■ **Aim of the exercise**: Reproduce every record below exactly as it appears.

--- Supplied data ---

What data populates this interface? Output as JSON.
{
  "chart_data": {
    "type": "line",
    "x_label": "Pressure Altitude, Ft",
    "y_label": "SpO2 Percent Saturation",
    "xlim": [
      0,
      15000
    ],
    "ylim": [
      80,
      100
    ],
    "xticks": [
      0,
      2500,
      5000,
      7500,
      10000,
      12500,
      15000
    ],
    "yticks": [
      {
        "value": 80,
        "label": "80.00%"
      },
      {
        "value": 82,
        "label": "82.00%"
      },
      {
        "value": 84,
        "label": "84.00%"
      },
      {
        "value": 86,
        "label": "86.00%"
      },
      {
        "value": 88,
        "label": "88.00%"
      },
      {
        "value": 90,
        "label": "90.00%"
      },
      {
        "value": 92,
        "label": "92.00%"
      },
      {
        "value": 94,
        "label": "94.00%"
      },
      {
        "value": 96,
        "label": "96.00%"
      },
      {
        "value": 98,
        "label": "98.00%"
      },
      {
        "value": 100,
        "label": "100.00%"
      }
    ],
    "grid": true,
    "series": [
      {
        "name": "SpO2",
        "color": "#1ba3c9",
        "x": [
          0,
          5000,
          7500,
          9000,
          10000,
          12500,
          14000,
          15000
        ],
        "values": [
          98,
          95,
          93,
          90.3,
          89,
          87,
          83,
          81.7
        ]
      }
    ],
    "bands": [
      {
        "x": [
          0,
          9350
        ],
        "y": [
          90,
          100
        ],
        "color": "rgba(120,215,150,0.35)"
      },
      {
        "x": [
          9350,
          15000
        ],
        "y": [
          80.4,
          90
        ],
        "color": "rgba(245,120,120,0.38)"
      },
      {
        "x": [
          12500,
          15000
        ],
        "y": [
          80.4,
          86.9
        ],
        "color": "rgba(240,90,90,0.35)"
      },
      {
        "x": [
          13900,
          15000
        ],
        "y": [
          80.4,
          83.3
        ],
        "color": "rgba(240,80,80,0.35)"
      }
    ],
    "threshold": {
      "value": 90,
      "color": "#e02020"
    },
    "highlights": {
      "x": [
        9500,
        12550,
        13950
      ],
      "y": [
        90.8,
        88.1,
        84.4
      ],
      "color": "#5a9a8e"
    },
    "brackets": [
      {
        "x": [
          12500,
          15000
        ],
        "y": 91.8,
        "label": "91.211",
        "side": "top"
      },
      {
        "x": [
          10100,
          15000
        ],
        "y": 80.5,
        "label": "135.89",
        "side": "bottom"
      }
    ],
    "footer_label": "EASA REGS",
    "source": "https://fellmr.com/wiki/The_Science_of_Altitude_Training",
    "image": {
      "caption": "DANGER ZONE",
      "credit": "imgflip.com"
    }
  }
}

---

■ **Answer to the problem**:
What data populates this interface? Output as JSON.
{
  "chart_data": {
    "type": "line",
    "x_label": "Pressure Altitude, Ft",
    "y_label": "SpO2 Percent Saturation",
    "xlim": [
      0,
      15000
    ],
    "ylim": [
      80,
      100
    ],
    "xticks": [
      0,
      2500,
      5000,
      7500,
      10000,
      12500,
      15000
    ],
    "yticks": [
      {
        "value": 80,
        "label": "80.00%"
      },
      {
        "value": 82,
        "label": "82.00%"
      },
      {
        "value": 84,
        "label": "84.00%"
      },
      {
        "value": 86,
        "label": "86.00%"
      },
      {
        "value": 88,
        "label": "88.00%"
      },
      {
        "value": 90,
        "label": "90.00%"
      },
      {
        "value": 92,
        "label": "92.00%"
      },
      {
        "value": 94,
        "label": "94.00%"
      },
      {
        "value": 96,
        "label": "96.00%"
      },
      {
        "value": 98,
        "label": "98.00%"
      },
      {
        "value": 100,
        "label": "100.00%"
      }
    ],
    "grid": true,
    "series": [
      {
        "name": "SpO2",
        "color": "#1ba3c9",
        "x": [
          0,
          5000,
          7500,
          9000,
          10000,
          12500,
          14000,
          15000
        ],
        "values": [
          98,
          95,
          93,
          90.3,
          89,
          87,
          83,
          81.7
        ]
      }
    ],
    "bands": [
      {
        "x": [
          0,
          9350
        ],
        "y": [
          90,
          100
        ],
        "color": "rgba(120,215,150,0.35)"
      },
      {
        "x": [
          9350,
          15000
        ],
        "y": [
          80.4,
          90
        ],
        "color": "rgba(245,120,120,0.38)"
      },
      {
        "x": [
          12500,
          15000
        ],
        "y": [
          80.4,
          86.9
        ],
        "color": "rgba(240,90,90,0.35)"
      },
      {
        "x": [
          13900,
          15000
        ],
        "y": [
          80.4,
          83.3
        ],
        "color": "rgba(240,80,80,0.35)"
      }
    ],
    "threshold": {
      "value": 90,
      "color": "#e02020"
    },
    "highlights": {
      "x": [
        9500,
        12550,
        13950
      ],
      "y": [
        90.8,
        88.1,
        84.4
      ],
      "color": "#5a9a8e"
    },
    "brackets": [
      {
        "x": [
          12500,
          15000
        ],
        "y": 91.8,
        "label": "91.211",
        "side": "top"
      },
      {
        "x": [
          10100,
          15000
        ],
        "y": 80.5,
        "label": "135.89",
        "side": "bottom"
      }
    ],
    "footer_label": "EASA REGS",
    "source": "https://fellmr.com/wiki/The_Science_of_Altitude_Training",
    "image": {
      "caption": "DANGER ZONE",
      "credit": "imgflip.com"
    }
  }
}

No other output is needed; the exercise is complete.